### EXERCISE REQUIREMENTS
Gather all lines with the word "Output" in them.

### DATASET EXCERPTS

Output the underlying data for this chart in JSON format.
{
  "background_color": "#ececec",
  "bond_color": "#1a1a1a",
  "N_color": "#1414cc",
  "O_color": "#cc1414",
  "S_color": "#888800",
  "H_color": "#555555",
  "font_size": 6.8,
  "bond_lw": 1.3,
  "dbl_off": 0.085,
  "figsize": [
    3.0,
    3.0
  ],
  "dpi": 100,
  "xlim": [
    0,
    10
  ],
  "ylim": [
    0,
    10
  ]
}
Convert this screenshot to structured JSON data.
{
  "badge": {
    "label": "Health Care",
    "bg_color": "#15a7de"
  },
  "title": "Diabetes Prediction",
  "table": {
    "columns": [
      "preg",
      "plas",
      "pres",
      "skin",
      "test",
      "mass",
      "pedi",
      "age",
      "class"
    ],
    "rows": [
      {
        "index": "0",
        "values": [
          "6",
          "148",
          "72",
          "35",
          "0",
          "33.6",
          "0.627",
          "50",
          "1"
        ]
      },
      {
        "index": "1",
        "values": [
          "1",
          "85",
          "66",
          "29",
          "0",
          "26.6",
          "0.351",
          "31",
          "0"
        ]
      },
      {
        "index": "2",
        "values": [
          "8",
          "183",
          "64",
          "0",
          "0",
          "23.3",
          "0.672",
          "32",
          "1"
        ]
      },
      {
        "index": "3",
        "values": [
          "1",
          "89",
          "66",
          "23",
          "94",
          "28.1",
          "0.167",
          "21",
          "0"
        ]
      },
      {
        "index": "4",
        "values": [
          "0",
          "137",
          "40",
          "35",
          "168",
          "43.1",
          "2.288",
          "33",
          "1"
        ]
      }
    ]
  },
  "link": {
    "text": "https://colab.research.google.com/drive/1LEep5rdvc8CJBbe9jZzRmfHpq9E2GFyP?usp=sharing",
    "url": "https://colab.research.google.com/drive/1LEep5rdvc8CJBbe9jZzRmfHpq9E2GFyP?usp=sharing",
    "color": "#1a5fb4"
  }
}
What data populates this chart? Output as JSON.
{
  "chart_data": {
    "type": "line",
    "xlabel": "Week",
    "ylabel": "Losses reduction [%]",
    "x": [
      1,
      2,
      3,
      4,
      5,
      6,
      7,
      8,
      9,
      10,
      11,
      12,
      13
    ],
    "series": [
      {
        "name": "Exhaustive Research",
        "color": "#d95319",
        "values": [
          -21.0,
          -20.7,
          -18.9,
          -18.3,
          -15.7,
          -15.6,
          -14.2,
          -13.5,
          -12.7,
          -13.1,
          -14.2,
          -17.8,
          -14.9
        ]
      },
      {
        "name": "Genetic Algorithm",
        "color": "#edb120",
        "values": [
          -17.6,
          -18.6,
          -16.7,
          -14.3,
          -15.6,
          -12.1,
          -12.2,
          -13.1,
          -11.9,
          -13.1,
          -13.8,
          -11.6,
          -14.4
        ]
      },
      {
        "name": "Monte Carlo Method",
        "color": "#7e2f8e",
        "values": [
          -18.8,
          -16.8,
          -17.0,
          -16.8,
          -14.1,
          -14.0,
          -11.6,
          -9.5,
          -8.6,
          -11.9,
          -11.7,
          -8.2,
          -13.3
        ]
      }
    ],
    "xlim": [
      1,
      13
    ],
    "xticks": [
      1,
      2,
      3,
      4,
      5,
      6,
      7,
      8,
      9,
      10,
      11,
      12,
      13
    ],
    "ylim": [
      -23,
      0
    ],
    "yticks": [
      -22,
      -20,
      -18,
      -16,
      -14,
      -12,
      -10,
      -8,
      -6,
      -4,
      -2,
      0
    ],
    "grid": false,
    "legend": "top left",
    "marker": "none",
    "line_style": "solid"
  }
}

### REPLY TO THE EXERCISE
Output the underlying data for this chart in JSON format.
What data populates this chart? Output as JSON.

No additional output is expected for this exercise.